**Aim of the task**
Print what the records say exactly, and omit the pictures.

Segment Open

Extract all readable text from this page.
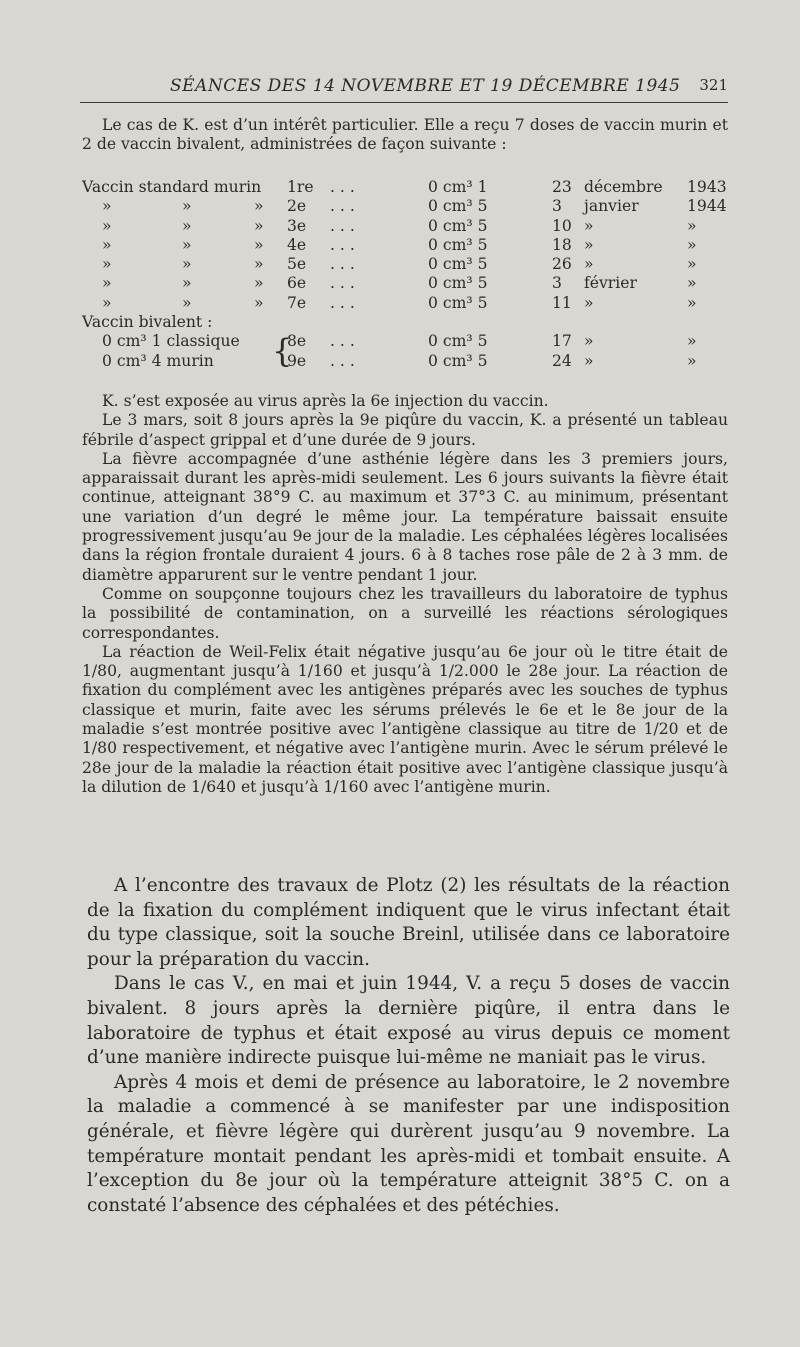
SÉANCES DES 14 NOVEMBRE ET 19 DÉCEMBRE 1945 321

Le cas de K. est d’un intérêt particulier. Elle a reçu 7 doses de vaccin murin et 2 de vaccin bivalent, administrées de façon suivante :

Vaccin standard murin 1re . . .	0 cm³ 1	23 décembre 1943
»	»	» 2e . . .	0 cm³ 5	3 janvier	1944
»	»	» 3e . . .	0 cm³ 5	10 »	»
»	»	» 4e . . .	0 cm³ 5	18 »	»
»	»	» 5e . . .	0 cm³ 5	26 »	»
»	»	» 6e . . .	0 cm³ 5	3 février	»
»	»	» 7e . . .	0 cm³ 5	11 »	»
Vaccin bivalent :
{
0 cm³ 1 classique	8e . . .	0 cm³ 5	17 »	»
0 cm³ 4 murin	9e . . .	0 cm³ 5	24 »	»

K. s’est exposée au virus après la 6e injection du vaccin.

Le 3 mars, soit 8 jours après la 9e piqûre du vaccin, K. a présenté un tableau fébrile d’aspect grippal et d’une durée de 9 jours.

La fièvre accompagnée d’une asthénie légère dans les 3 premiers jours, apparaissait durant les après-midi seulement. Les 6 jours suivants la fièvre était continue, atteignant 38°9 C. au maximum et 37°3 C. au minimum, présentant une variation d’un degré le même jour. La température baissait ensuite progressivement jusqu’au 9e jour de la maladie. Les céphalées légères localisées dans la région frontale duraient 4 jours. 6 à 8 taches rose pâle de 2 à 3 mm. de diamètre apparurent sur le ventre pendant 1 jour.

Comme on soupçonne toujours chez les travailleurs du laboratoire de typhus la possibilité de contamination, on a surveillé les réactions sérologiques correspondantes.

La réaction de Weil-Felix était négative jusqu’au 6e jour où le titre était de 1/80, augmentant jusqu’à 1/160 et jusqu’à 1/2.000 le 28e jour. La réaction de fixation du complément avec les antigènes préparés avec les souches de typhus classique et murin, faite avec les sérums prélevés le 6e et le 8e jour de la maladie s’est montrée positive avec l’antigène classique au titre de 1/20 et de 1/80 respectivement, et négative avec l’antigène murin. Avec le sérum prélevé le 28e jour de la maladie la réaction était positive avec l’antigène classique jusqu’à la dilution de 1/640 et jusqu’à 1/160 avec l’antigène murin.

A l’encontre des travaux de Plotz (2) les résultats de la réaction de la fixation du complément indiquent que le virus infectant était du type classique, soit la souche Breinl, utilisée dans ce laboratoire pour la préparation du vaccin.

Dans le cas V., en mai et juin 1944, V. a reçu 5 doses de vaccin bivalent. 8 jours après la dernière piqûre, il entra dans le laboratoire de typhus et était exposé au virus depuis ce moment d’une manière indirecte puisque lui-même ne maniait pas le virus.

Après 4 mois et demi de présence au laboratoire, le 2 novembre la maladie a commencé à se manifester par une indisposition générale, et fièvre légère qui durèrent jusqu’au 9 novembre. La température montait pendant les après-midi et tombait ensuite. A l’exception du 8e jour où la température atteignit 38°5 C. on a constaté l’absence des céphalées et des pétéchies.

Segment Closed

**Response**
Extract all readable text from this page.
SÉANCES DES 14 NOVEMBRE ET 19 DÉCEMBRE 1945 321

Le cas de K. est d’un intérêt particulier. Elle a reçu 7 doses de vaccin murin et 2 de vaccin bivalent, administrées de façon suivante :

Vaccin standard murin 1re . . .	0 cm³ 1	23 décembre 1943
»	»	» 2e . . .	0 cm³ 5	3 janvier	1944
»	»	» 3e . . .	0 cm³ 5	10 »	»
»	»	» 4e . . .	0 cm³ 5	18 »	»
»	»	» 5e . . .	0 cm³ 5	26 »	»
»	»	» 6e . . .	0 cm³ 5	3 février	»
»	»	» 7e . . .	0 cm³ 5	11 »	»
Vaccin bivalent :
{
0 cm³ 1 classique	8e . . .	0 cm³ 5	17 »	»
0 cm³ 4 murin	9e . . .	0 cm³ 5	24 »	»

K. s’est exposée au virus après la 6e injection du vaccin.

Le 3 mars, soit 8 jours après la 9e piqûre du vaccin, K. a présenté un tableau fébrile d’aspect grippal et d’une durée de 9 jours.

La fièvre accompagnée d’une asthénie légère dans les 3 premiers jours, apparaissait durant les après-midi seulement. Les 6 jours suivants la fièvre était continue, atteignant 38°9 C. au maximum et 37°3 C. au minimum, présentant une variation d’un degré le même jour. La température baissait ensuite progressivement jusqu’au 9e jour de la maladie. Les céphalées légères localisées dans la région frontale duraient 4 jours. 6 à 8 taches rose pâle de 2 à 3 mm. de diamètre apparurent sur le ventre pendant 1 jour.

Comme on soupçonne toujours chez les travailleurs du laboratoire de typhus la possibilité de contamination, on a surveillé les réactions sérologiques correspondantes.

La réaction de Weil-Felix était négative jusqu’au 6e jour où le titre était de 1/80, augmentant jusqu’à 1/160 et jusqu’à 1/2.000 le 28e jour. La réaction de fixation du complément avec les antigènes préparés avec les souches de typhus classique et murin, faite avec les sérums prélevés le 6e et le 8e jour de la maladie s’est montrée positive avec l’antigène classique au titre de 1/20 et de 1/80 respectivement, et négative avec l’antigène murin. Avec le sérum prélevé le 28e jour de la maladie la réaction était positive avec l’antigène classique jusqu’à la dilution de 1/640 et jusqu’à 1/160 avec l’antigène murin.

A l’encontre des travaux de Plotz (2) les résultats de la réaction de la fixation du complément indiquent que le virus infectant était du type classique, soit la souche Breinl, utilisée dans ce laboratoire pour la préparation du vaccin.

Dans le cas V., en mai et juin 1944, V. a reçu 5 doses de vaccin bivalent. 8 jours après la dernière piqûre, il entra dans le laboratoire de typhus et était exposé au virus depuis ce moment d’une manière indirecte puisque lui-même ne maniait pas le virus.

Après 4 mois et demi de présence au laboratoire, le 2 novembre la maladie a commencé à se manifester par une indisposition générale, et fièvre légère qui durèrent jusqu’au 9 novembre. La température montait pendant les après-midi et tombait ensuite. A l’exception du 8e jour où la température atteignit 38°5 C. on a constaté l’absence des céphalées et des pétéchies.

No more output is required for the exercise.